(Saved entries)
◆ ◆ ◆

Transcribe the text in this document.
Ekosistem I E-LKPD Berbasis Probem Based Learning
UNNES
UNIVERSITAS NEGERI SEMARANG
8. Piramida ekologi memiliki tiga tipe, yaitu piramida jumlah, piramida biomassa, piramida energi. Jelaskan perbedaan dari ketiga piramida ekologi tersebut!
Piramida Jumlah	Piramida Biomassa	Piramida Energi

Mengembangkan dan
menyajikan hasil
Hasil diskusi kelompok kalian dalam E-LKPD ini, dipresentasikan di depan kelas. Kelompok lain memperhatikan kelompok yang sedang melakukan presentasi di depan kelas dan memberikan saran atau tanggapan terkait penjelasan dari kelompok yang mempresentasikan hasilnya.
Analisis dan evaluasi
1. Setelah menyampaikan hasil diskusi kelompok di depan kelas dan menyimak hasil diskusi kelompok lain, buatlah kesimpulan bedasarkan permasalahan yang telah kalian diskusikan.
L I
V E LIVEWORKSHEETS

◆ ◆ ◆

● **WHAT YOU ARE ASKED TO DO**
Transcribe all lines as written.

● **SOLVED EXERCISE**
Transcribe the text in this document.
Ekosistem I E-LKPD Berbasis Probem Based Learning
UNNES
UNIVERSITAS NEGERI SEMARANG
8. Piramida ekologi memiliki tiga tipe, yaitu piramida jumlah, piramida biomassa, piramida energi. Jelaskan perbedaan dari ketiga piramida ekologi tersebut!
Piramida Jumlah	Piramida Biomassa	Piramida Energi

Mengembangkan dan
menyajikan hasil
Hasil diskusi kelompok kalian dalam E-LKPD ini, dipresentasikan di depan kelas. Kelompok lain memperhatikan kelompok yang sedang melakukan presentasi di depan kelas dan memberikan saran atau tanggapan terkait penjelasan dari kelompok yang mempresentasikan hasilnya.
Analisis dan evaluasi
1. Setelah menyampaikan hasil diskusi kelompok di depan kelas dan menyimak hasil diskusi kelompok lain, buatlah kesimpulan bedasarkan permasalahan yang telah kalian diskusikan.
L I
V E LIVEWORKSHEETS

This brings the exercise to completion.